Text:

Marion L. Munley (August 19, 1905 – September 14, 1983) was one of the first women elected to the Pennsylvania House of Representatives. During her time, she established multiple precedents for women in Pennsylvania public life, and was a prominent leader in her community.

Life 
Marion L. Munley was born in Buffalo, New York, on August 19, 1905 to Martin and Julia Walsh Langan. A graduate of St. John's High School, Munley attended Marywood College (now Marywood University) and the Powell School of Business in Scranton, Pennsylvania. 
She married Democratic Pennsylvania Rep. Robert W. Munley. The couple had two sons, Robert W. and James M. Munley, who grew up to become a truck accident lawyer and a federal district court judge, respectively. Her father-in-law William J. Munley also served in the Pennsylvania General Assembly.

Record excerpts:

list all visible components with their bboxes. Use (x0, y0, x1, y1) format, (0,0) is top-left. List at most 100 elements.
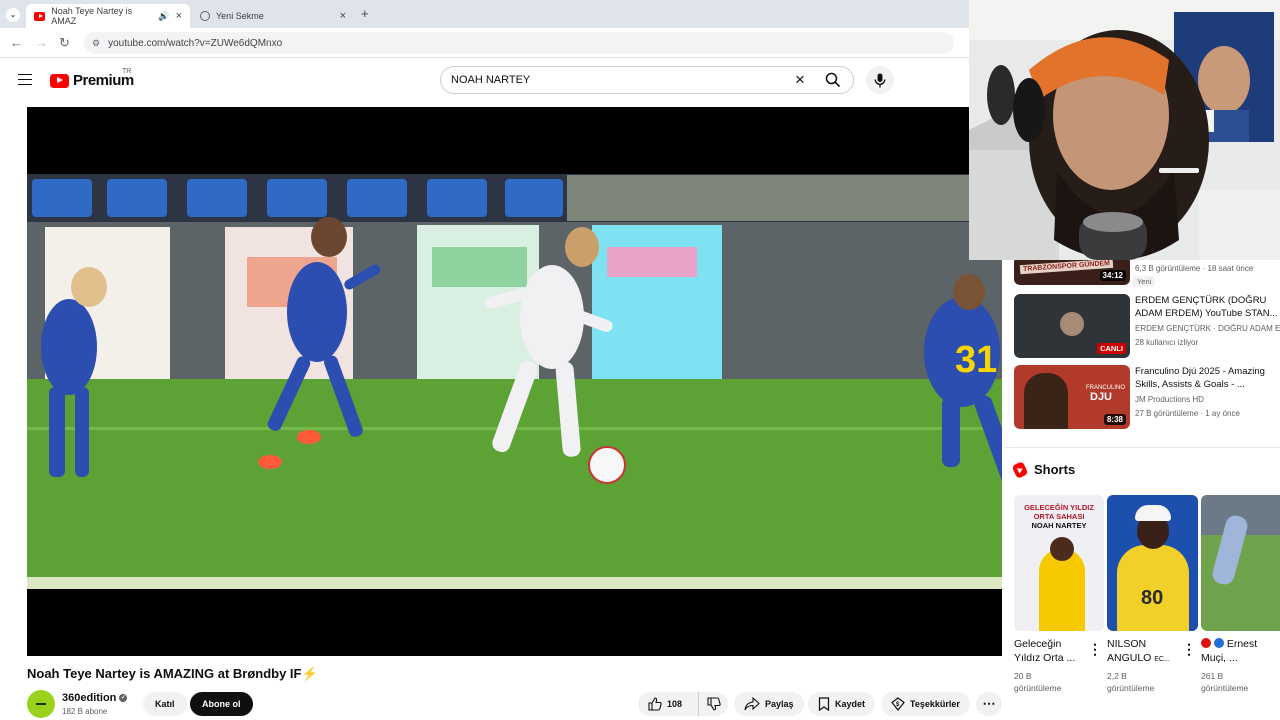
short-title-line: ANGULO EC... (1107, 651, 1170, 667)
tab-close-icon[interactable]: × (176, 10, 182, 22)
player-figure (1039, 549, 1085, 631)
headphone (1013, 78, 1045, 142)
webcam-overlay (969, 0, 1280, 260)
bookmark-icon (818, 697, 830, 711)
video-title: ERDEM GENÇTÜRK (DOĞRU ADAM ERDEM) YouTub… (1135, 294, 1280, 320)
voice-search-button[interactable] (866, 66, 894, 94)
microphone-icon (874, 73, 886, 87)
short-title-text: ANGULO (1107, 652, 1152, 664)
svg-text:$: $ (896, 702, 900, 708)
video-player[interactable]: 31 (27, 107, 1002, 656)
url-text: youtube.com/watch?v=ZUWe6dQMnxo (108, 37, 283, 49)
tab-search-icon[interactable]: ⌄ (6, 8, 20, 22)
tab-title: Noah Teye Nartey is AMAZ (51, 6, 133, 26)
video-thumbnail[interactable]: TRABZONSPOR GÜNDEM 34:12 (1014, 256, 1130, 285)
speaker-icon[interactable]: 🔊 (158, 11, 169, 22)
share-button[interactable]: Paylaş (734, 692, 804, 716)
thumbnail-line: NOAH NARTEY (1031, 521, 1087, 530)
channel-name: ERDEM GENÇTÜRK · DOĞRU ADAM ERDEM (1135, 324, 1280, 333)
thumbnail-line: ORTA SAHASI (1033, 512, 1085, 521)
duration-badge: 34:12 (1099, 270, 1126, 281)
youtube-favicon-icon (34, 11, 46, 21)
search-box[interactable]: NOAH NARTEY × (440, 66, 854, 94)
video-thumbnail[interactable]: CANLI (1014, 294, 1130, 358)
new-tab-button[interactable]: + (361, 6, 369, 21)
thanks-icon: $ (891, 697, 905, 711)
views-line: görüntüleme (1014, 683, 1062, 693)
player-silhouette (1024, 373, 1068, 429)
thanks-button[interactable]: $ Teşekkürler (881, 692, 970, 716)
football (588, 446, 626, 484)
player-head (1050, 537, 1074, 561)
shorts-heading: Shorts (1011, 460, 1075, 479)
video-title: Franculino Djú 2025 - Amazing Skills, As… (1135, 366, 1265, 390)
tab-youtube[interactable]: Noah Teye Nartey is AMAZ 🔊 × (26, 4, 190, 28)
short-title-suffix: EC... (1154, 656, 1170, 663)
thumbnail-text: DJU (1090, 391, 1113, 403)
short-title-line: Yıldız Orta ... (1014, 652, 1076, 664)
globe-icon (200, 11, 210, 21)
url-field[interactable]: ⚙ youtube.com/watch?v=ZUWe6dQMnxo (84, 32, 954, 54)
short-3-views: 261 B görüntüleme (1201, 670, 1248, 694)
shorts-icon (1011, 460, 1029, 479)
subscriber-count: 182 B abone (62, 707, 108, 716)
related-video-2[interactable]: CANLI ERDEM GENÇTÜRK (DOĞRU ADAM ERDEM) … (1014, 294, 1280, 364)
views-line: görüntüleme (1201, 683, 1249, 693)
jersey-number: 80 (1141, 587, 1164, 609)
live-badge: CANLI (1097, 343, 1126, 354)
short-title-line: Geleceğin (1014, 638, 1062, 650)
join-button[interactable]: Katıl (143, 692, 187, 716)
video-meta: 27 B görüntüleme · 1 ay önce (1135, 409, 1240, 418)
jersey-number: 31 (955, 339, 997, 381)
short-2-views: 2,2 B görüntüleme (1107, 670, 1154, 694)
views-line: 2,2 B (1107, 671, 1127, 681)
reload-icon[interactable]: ↻ (59, 35, 70, 51)
channel-name-text: 360edition (62, 692, 117, 704)
dislike-button[interactable] (698, 692, 728, 716)
search-button[interactable] (813, 67, 853, 93)
video-frame: 31 (27, 107, 1002, 656)
share-label: Paylaş (765, 699, 794, 709)
like-button[interactable]: 108 (638, 692, 698, 716)
address-bar: ← → ↻ ⚙ youtube.com/watch?v=ZUWe6dQMnxo (0, 28, 970, 58)
tab-close-icon[interactable]: × (340, 10, 346, 22)
country-code: TR (122, 68, 132, 75)
short-1-thumbnail[interactable]: GELECEĞİN YILDIZ ORTA SAHASI NOAH NARTEY (1014, 495, 1104, 631)
blue-circle-icon (1213, 638, 1224, 648)
short-1-menu-icon[interactable]: ⋮ (1088, 641, 1102, 658)
short-1-title: Geleceğin Yıldız Orta ... (1014, 637, 1075, 665)
thumbnail-text: GELECEĞİN YILDIZ ORTA SAHASI NOAH NARTEY (1014, 503, 1104, 530)
youtube-logo-icon (50, 73, 69, 88)
short-2-menu-icon[interactable]: ⋮ (1182, 641, 1196, 658)
red-circle-icon (1201, 638, 1211, 648)
verified-icon: ✓ (119, 694, 128, 702)
search-input[interactable]: NOAH NARTEY (441, 74, 787, 86)
cigarette (1159, 168, 1199, 173)
thumbs-down-icon (706, 697, 721, 711)
menu-icon[interactable] (18, 74, 32, 85)
like-count: 108 (667, 699, 683, 709)
tab-title: Yeni Sekme (216, 11, 264, 21)
subscribe-button[interactable]: Abone ol (190, 692, 253, 716)
short-3-title: Ernest Muçi, ... (1201, 637, 1257, 665)
video-thumbnail[interactable]: FRANCULINO DJU 8:38 (1014, 365, 1130, 429)
thumbs-up-icon (648, 697, 662, 711)
duration-badge: 8:38 (1103, 414, 1126, 425)
forward-icon[interactable]: → (35, 35, 48, 50)
streamer-avatar (1060, 312, 1084, 336)
tab-new[interactable]: Yeni Sekme × (192, 4, 354, 28)
short-2-thumbnail[interactable]: 80 (1107, 495, 1198, 631)
channel-name[interactable]: 360edition ✓ (62, 692, 128, 704)
back-icon[interactable]: ← (10, 35, 23, 50)
clear-search-icon[interactable]: × (787, 70, 813, 90)
short-3-thumbnail[interactable] (1201, 495, 1280, 631)
short-title-text: Ernest (1226, 638, 1258, 650)
short-2-title: NILSON ANGULO EC... (1107, 637, 1170, 667)
thanks-label: Teşekkürler (910, 699, 960, 709)
related-video-3[interactable]: FRANCULINO DJU 8:38 Franculino Djú 2025 … (1014, 365, 1280, 435)
short-title-line: Ernest (1201, 637, 1257, 651)
save-button[interactable]: Kaydet (808, 692, 876, 716)
channel-avatar[interactable] (27, 690, 55, 718)
site-info-icon[interactable]: ⚙ (92, 38, 100, 49)
more-actions-icon[interactable]: ⋯ (976, 692, 1002, 716)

Exercise instructions:
1/ In the records, reproduce the lines from the one containing "short-title-line: ANGULO EC..." through the one containing "video-player[interactable]: 31 (27, 107, 1002, 656)", both included.
2/ Write the next passage of the biography of Marion L. Munley, picking up after its final sentence.
The biography of Marion L. Munley and the records are independent of each other.

Task answers:
1/
short-title-line: ANGULO EC... (1107, 651, 1170, 667)
tab-close-icon[interactable]: × (176, 10, 182, 22)
player-figure (1039, 549, 1085, 631)
headphone (1013, 78, 1045, 142)
webcam-overlay (969, 0, 1280, 260)
bookmark-icon (818, 697, 830, 711)
video-title: ERDEM GENÇTÜRK (DOĞRU ADAM ERDEM) YouTub… (1135, 294, 1280, 320)
voice-search-button[interactable] (866, 66, 894, 94)
microphone-icon (874, 73, 886, 87)
short-title-text: ANGULO (1107, 652, 1152, 664)
svg-text:$: $ (896, 702, 900, 708)
video-player[interactable]: 31 (27, 107, 1002, 656)

2/
Political career 
Following her husband’s death on January 25, 1947, Munley took his place in the Pennsylvania House of Representatives, becoming the first woman to represent Lackawanna County in the state house. She went on to be re-elected an additional eight times.  During her tenure, she was the first woman elected to a leadership position in the Democratic Caucus in the 300-year history of the legislature. From 1965-1966, she also became Secretary of the House of Representatives, the first and only woman to hold that position. In 1987, she became the first woman to have her portrait hung in the Pennsylvania State Capitol.

In addition, Munley served on the Commission on Interstate Cooperation from 1961-1962. Munley also organized the 20th Ward Democratic Women’s Club and served as its president for five years.

Other political activities 
Munley was a member of the Young Democrats of Lackawanna County, the Blakely Democratic Club, the Jermyn Democratic Club, and the Women’s Democratic Club of Mayfield. She was instrumental in the development of industry in Lackawanna County, and in the process of developing the Archbald Glacial Pothole area into a state park. She was also a determined proponent of labor legislation and equal pay for women in Pennsylvania.

Death 
Munley died on September 14, 1983 in her home of 50 years in Archbald, Pennsylvania. The Honorable Marion L. Munley Endowed Scholarship, established at Marywood University by Munley's family in her honor, is presented to a student interested in law and/or public service.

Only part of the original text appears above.